▶ _SHORT TASK_: Retype the material in full, keeping every word the same.
┄┄┄┄┄┄
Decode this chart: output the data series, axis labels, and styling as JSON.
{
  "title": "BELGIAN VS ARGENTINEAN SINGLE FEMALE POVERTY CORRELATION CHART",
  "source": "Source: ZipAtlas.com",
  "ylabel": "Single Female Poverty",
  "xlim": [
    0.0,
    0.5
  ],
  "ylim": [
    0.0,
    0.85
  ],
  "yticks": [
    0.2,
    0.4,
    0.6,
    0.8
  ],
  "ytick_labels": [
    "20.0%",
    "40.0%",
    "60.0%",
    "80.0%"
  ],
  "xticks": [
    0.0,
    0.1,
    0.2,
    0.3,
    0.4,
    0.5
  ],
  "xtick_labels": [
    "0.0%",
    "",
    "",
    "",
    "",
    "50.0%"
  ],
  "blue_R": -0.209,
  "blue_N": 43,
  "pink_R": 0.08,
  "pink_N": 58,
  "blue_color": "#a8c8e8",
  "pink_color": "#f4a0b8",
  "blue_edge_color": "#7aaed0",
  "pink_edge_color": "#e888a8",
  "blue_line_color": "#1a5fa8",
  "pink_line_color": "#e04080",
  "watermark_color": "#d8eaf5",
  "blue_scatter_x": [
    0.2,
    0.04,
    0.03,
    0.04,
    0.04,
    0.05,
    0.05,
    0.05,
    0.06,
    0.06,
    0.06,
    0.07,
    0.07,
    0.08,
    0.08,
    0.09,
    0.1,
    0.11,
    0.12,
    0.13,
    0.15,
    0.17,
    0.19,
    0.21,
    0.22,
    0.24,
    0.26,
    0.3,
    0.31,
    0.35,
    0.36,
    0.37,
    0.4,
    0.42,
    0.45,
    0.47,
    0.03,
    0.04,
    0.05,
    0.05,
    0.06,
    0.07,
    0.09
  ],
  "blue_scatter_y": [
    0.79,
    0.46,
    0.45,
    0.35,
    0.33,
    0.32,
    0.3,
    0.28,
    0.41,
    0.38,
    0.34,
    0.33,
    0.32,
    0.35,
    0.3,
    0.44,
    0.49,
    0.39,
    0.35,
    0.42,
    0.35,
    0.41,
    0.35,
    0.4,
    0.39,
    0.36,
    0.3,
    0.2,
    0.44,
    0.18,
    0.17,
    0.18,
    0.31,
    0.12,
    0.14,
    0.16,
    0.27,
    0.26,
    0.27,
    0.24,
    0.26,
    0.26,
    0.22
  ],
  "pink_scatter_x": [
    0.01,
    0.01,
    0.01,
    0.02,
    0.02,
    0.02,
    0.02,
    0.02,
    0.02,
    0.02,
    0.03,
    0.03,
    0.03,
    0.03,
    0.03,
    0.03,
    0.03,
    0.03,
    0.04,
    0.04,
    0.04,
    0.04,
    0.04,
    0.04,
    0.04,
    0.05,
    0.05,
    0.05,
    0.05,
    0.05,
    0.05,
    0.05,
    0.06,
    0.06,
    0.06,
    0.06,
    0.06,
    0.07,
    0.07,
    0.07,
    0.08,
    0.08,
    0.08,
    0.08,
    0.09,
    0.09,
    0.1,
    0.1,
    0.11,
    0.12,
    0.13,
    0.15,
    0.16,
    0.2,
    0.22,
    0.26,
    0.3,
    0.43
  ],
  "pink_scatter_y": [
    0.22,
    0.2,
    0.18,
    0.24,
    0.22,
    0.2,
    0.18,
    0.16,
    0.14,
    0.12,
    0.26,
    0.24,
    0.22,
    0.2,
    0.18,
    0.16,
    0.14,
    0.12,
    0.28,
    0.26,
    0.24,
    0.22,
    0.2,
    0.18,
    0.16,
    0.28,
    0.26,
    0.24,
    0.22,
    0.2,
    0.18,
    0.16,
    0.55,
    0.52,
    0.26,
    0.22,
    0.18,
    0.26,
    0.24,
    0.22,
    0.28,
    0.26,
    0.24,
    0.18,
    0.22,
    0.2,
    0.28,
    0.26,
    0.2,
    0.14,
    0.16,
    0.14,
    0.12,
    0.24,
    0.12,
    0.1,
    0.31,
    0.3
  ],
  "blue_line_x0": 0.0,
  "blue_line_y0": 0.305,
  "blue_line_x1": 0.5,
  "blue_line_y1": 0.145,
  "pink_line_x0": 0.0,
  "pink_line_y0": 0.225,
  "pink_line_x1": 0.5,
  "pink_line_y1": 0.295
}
┄┄┄┄┄┄
▶ _SOLVED PROBLEM_:
Decode this chart: output the data series, axis labels, and styling as JSON.
{
  "title": "BELGIAN VS ARGENTINEAN SINGLE FEMALE POVERTY CORRELATION CHART",
  "source": "Source: ZipAtlas.com",
  "ylabel": "Single Female Poverty",
  "xlim": [
    0.0,
    0.5
  ],
  "ylim": [
    0.0,
    0.85
  ],
  "yticks": [
    0.2,
    0.4,
    0.6,
    0.8
  ],
  "ytick_labels": [
    "20.0%",
    "40.0%",
    "60.0%",
    "80.0%"
  ],
  "xticks": [
    0.0,
    0.1,
    0.2,
    0.3,
    0.4,
    0.5
  ],
  "xtick_labels": [
    "0.0%",
    "",
    "",
    "",
    "",
    "50.0%"
  ],
  "blue_R": -0.209,
  "blue_N": 43,
  "pink_R": 0.08,
  "pink_N": 58,
  "blue_color": "#a8c8e8",
  "pink_color": "#f4a0b8",
  "blue_edge_color": "#7aaed0",
  "pink_edge_color": "#e888a8",
  "blue_line_color": "#1a5fa8",
  "pink_line_color": "#e04080",
  "watermark_color": "#d8eaf5",
  "blue_scatter_x": [
    0.2,
    0.04,
    0.03,
    0.04,
    0.04,
    0.05,
    0.05,
    0.05,
    0.06,
    0.06,
    0.06,
    0.07,
    0.07,
    0.08,
    0.08,
    0.09,
    0.1,
    0.11,
    0.12,
    0.13,
    0.15,
    0.17,
    0.19,
    0.21,
    0.22,
    0.24,
    0.26,
    0.3,
    0.31,
    0.35,
    0.36,
    0.37,
    0.4,
    0.42,
    0.45,
    0.47,
    0.03,
    0.04,
    0.05,
    0.05,
    0.06,
    0.07,
    0.09
  ],
  "blue_scatter_y": [
    0.79,
    0.46,
    0.45,
    0.35,
    0.33,
    0.32,
    0.3,
    0.28,
    0.41,
    0.38,
    0.34,
    0.33,
    0.32,
    0.35,
    0.3,
    0.44,
    0.49,
    0.39,
    0.35,
    0.42,
    0.35,
    0.41,
    0.35,
    0.4,
    0.39,
    0.36,
    0.3,
    0.2,
    0.44,
    0.18,
    0.17,
    0.18,
    0.31,
    0.12,
    0.14,
    0.16,
    0.27,
    0.26,
    0.27,
    0.24,
    0.26,
    0.26,
    0.22
  ],
  "pink_scatter_x": [
    0.01,
    0.01,
    0.01,
    0.02,
    0.02,
    0.02,
    0.02,
    0.02,
    0.02,
    0.02,
    0.03,
    0.03,
    0.03,
    0.03,
    0.03,
    0.03,
    0.03,
    0.03,
    0.04,
    0.04,
    0.04,
    0.04,
    0.04,
    0.04,
    0.04,
    0.05,
    0.05,
    0.05,
    0.05,
    0.05,
    0.05,
    0.05,
    0.06,
    0.06,
    0.06,
    0.06,
    0.06,
    0.07,
    0.07,
    0.07,
    0.08,
    0.08,
    0.08,
    0.08,
    0.09,
    0.09,
    0.1,
    0.1,
    0.11,
    0.12,
    0.13,
    0.15,
    0.16,
    0.2,
    0.22,
    0.26,
    0.3,
    0.43
  ],
  "pink_scatter_y": [
    0.22,
    0.2,
    0.18,
    0.24,
    0.22,
    0.2,
    0.18,
    0.16,
    0.14,
    0.12,
    0.26,
    0.24,
    0.22,
    0.2,
    0.18,
    0.16,
    0.14,
    0.12,
    0.28,
    0.26,
    0.24,
    0.22,
    0.2,
    0.18,
    0.16,
    0.28,
    0.26,
    0.24,
    0.22,
    0.2,
    0.18,
    0.16,
    0.55,
    0.52,
    0.26,
    0.22,
    0.18,
    0.26,
    0.24,
    0.22,
    0.28,
    0.26,
    0.24,
    0.18,
    0.22,
    0.2,
    0.28,
    0.26,
    0.2,
    0.14,
    0.16,
    0.14,
    0.12,
    0.24,
    0.12,
    0.1,
    0.31,
    0.3
  ],
  "blue_line_x0": 0.0,
  "blue_line_y0": 0.305,
  "blue_line_x1": 0.5,
  "blue_line_y1": 0.145,
  "pink_line_x0": 0.0,
  "pink_line_y0": 0.225,
  "pink_line_x1": 0.5,
  "pink_line_y1": 0.295
}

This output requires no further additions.